WHAT NEEDS TO BE DONE - Write out the whole listing again, exactly.

+++ EXTRACTED INFORMATION

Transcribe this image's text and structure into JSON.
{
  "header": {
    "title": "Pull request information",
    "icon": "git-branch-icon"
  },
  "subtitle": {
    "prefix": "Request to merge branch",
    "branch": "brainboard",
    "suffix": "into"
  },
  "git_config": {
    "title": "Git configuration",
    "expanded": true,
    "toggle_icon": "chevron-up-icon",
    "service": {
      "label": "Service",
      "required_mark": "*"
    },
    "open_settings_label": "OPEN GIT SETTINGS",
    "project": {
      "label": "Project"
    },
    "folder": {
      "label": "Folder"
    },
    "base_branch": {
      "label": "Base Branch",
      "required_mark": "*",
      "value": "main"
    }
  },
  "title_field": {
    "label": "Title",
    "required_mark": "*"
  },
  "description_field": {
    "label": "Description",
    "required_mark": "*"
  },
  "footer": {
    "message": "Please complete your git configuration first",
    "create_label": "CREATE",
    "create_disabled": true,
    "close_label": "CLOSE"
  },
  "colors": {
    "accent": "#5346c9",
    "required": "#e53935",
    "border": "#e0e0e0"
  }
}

++++++

EXERCISE SOLUTION -
Transcribe this image's text and structure into JSON.
{
  "header": {
    "title": "Pull request information",
    "icon": "git-branch-icon"
  },
  "subtitle": {
    "prefix": "Request to merge branch",
    "branch": "brainboard",
    "suffix": "into"
  },
  "git_config": {
    "title": "Git configuration",
    "expanded": true,
    "toggle_icon": "chevron-up-icon",
    "service": {
      "label": "Service",
      "required_mark": "*"
    },
    "open_settings_label": "OPEN GIT SETTINGS",
    "project": {
      "label": "Project"
    },
    "folder": {
      "label": "Folder"
    },
    "base_branch": {
      "label": "Base Branch",
      "required_mark": "*",
      "value": "main"
    }
  },
  "title_field": {
    "label": "Title",
    "required_mark": "*"
  },
  "description_field": {
    "label": "Description",
    "required_mark": "*"
  },
  "footer": {
    "message": "Please complete your git configuration first",
    "create_label": "CREATE",
    "create_disabled": true,
    "close_label": "CLOSE"
  },
  "colors": {
    "accent": "#5346c9",
    "required": "#e53935",
    "border": "#e0e0e0"
  }
}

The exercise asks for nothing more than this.